▶ Dataset rows:
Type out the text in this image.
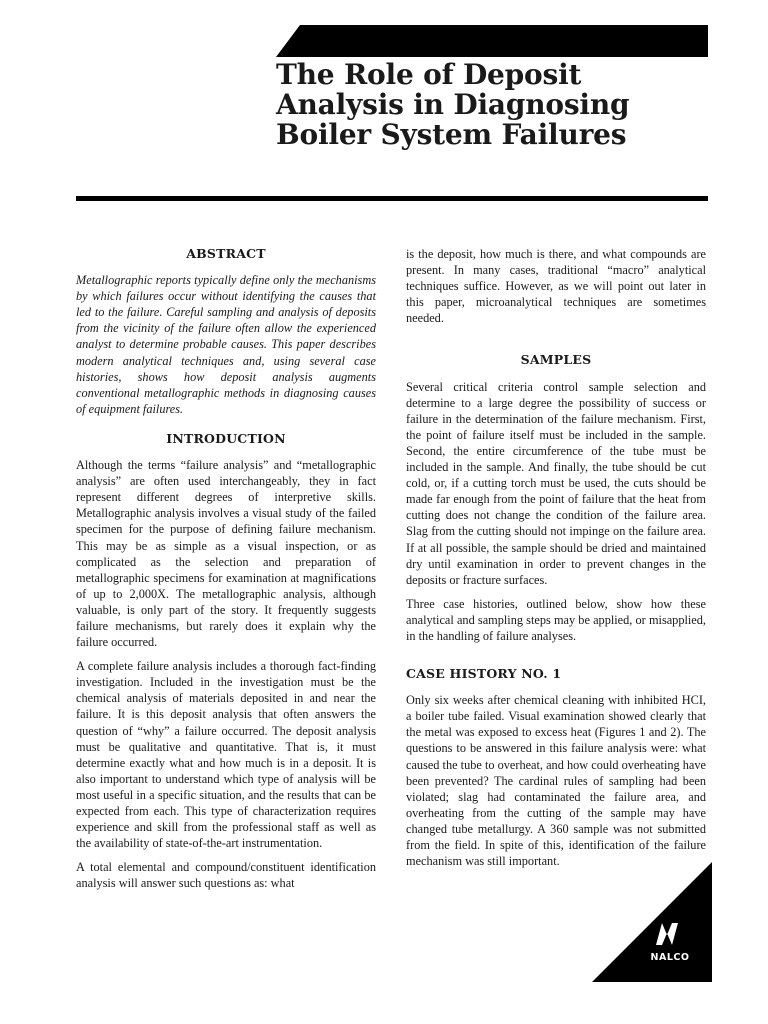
The Role of Deposit Analysis in Diagnosing Boiler System Failures
ABSTRACT

Metallographic reports typically define only the mechanisms by which failures occur without identifying the causes that led to the failure. Careful sampling and analysis of deposits from the vicinity of the failure often allow the experienced analyst to determine probable causes. This paper describes modern analytical techniques and, using several case histories, shows how deposit analysis augments conventional metallographic methods in diagnosing causes of equipment failures.

INTRODUCTION

Although the terms “failure analysis” and “metallographic analysis” are often used interchangeably, they in fact represent different degrees of interpretive skills. Metallographic analysis involves a visual study of the failed specimen for the purpose of defining failure mechanism. This may be as simple as a visual inspection, or as complicated as the selection and preparation of metallographic specimens for examination at magnifications of up to 2,000X. The metallographic analysis, although valuable, is only part of the story. It frequently suggests failure mechanisms, but rarely does it explain why the failure occurred.

A complete failure analysis includes a thorough fact-finding investigation. Included in the investigation must be the chemical analysis of materials deposited in and near the failure. It is this deposit analysis that often answers the question of “why” a failure occurred. The deposit analysis must be qualitative and quantitative. That is, it must determine exactly what and how much is in a deposit. It is also important to understand which type of analysis will be most useful in a specific situation, and the results that can be expected from each. This type of characterization requires experience and skill from the professional staff as well as the availability of state-of-the-art instrumentation.

A total elemental and compound/constituent identification analysis will answer such questions as: what

is the deposit, how much is there, and what compounds are present. In many cases, traditional “macro” analytical techniques suffice. However, as we will point out later in this paper, microanalytical techniques are sometimes needed.

SAMPLES

Several critical criteria control sample selection and determine to a large degree the possibility of success or failure in the determination of the failure mechanism. First, the point of failure itself must be included in the sample. Second, the entire circumference of the tube must be included in the sample. And finally, the tube should be cut cold, or, if a cutting torch must be used, the cuts should be made far enough from the point of failure that the heat from cutting does not change the condition of the failure area. Slag from the cutting should not impinge on the failure area. If at all possible, the sample should be dried and maintained dry until examination in order to prevent changes in the deposits or fracture surfaces.

Three case histories, outlined below, show how these analytical and sampling steps may be applied, or misapplied, in the handling of failure analyses.

CASE HISTORY NO. 1

Only six weeks after chemical cleaning with inhibited HCI, a boiler tube failed. Visual examination showed clearly that the metal was exposed to excess heat (Figures 1 and 2). The questions to be answered in this failure analysis were: what caused the tube to overheat, and how could overheating have been prevented? The cardinal rules of sampling had been violated; slag had contaminated the failure area, and overheating from the cutting of the sample may have changed tube metallurgy. A 360 sample was not submitted from the field. In spite of this, identification of the failure mechanism was still important.

NALCO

▶ Stated goal: Excluding the pictures, restate the records above word for word.

▶ Result:
Type out the text in this image.
The Role of Deposit Analysis in Diagnosing Boiler System Failures
ABSTRACT

Metallographic reports typically define only the mechanisms by which failures occur without identifying the causes that led to the failure. Careful sampling and analysis of deposits from the vicinity of the failure often allow the experienced analyst to determine probable causes. This paper describes modern analytical techniques and, using several case histories, shows how deposit analysis augments conventional metallographic methods in diagnosing causes of equipment failures.

INTRODUCTION

Although the terms “failure analysis” and “metallographic analysis” are often used interchangeably, they in fact represent different degrees of interpretive skills. Metallographic analysis involves a visual study of the failed specimen for the purpose of defining failure mechanism. This may be as simple as a visual inspection, or as complicated as the selection and preparation of metallographic specimens for examination at magnifications of up to 2,000X. The metallographic analysis, although valuable, is only part of the story. It frequently suggests failure mechanisms, but rarely does it explain why the failure occurred.

A complete failure analysis includes a thorough fact-finding investigation. Included in the investigation must be the chemical analysis of materials deposited in and near the failure. It is this deposit analysis that often answers the question of “why” a failure occurred. The deposit analysis must be qualitative and quantitative. That is, it must determine exactly what and how much is in a deposit. It is also important to understand which type of analysis will be most useful in a specific situation, and the results that can be expected from each. This type of characterization requires experience and skill from the professional staff as well as the availability of state-of-the-art instrumentation.

A total elemental and compound/constituent identification analysis will answer such questions as: what

is the deposit, how much is there, and what compounds are present. In many cases, traditional “macro” analytical techniques suffice. However, as we will point out later in this paper, microanalytical techniques are sometimes needed.

SAMPLES

Several critical criteria control sample selection and determine to a large degree the possibility of success or failure in the determination of the failure mechanism. First, the point of failure itself must be included in the sample. Second, the entire circumference of the tube must be included in the sample. And finally, the tube should be cut cold, or, if a cutting torch must be used, the cuts should be made far enough from the point of failure that the heat from cutting does not change the condition of the failure area. Slag from the cutting should not impinge on the failure area. If at all possible, the sample should be dried and maintained dry until examination in order to prevent changes in the deposits or fracture surfaces.

Three case histories, outlined below, show how these analytical and sampling steps may be applied, or misapplied, in the handling of failure analyses.

CASE HISTORY NO. 1

Only six weeks after chemical cleaning with inhibited HCI, a boiler tube failed. Visual examination showed clearly that the metal was exposed to excess heat (Figures 1 and 2). The questions to be answered in this failure analysis were: what caused the tube to overheat, and how could overheating have been prevented? The cardinal rules of sampling had been violated; slag had contaminated the failure area, and overheating from the cutting of the sample may have changed tube metallurgy. A 360 sample was not submitted from the field. In spite of this, identification of the failure mechanism was still important.

NALCO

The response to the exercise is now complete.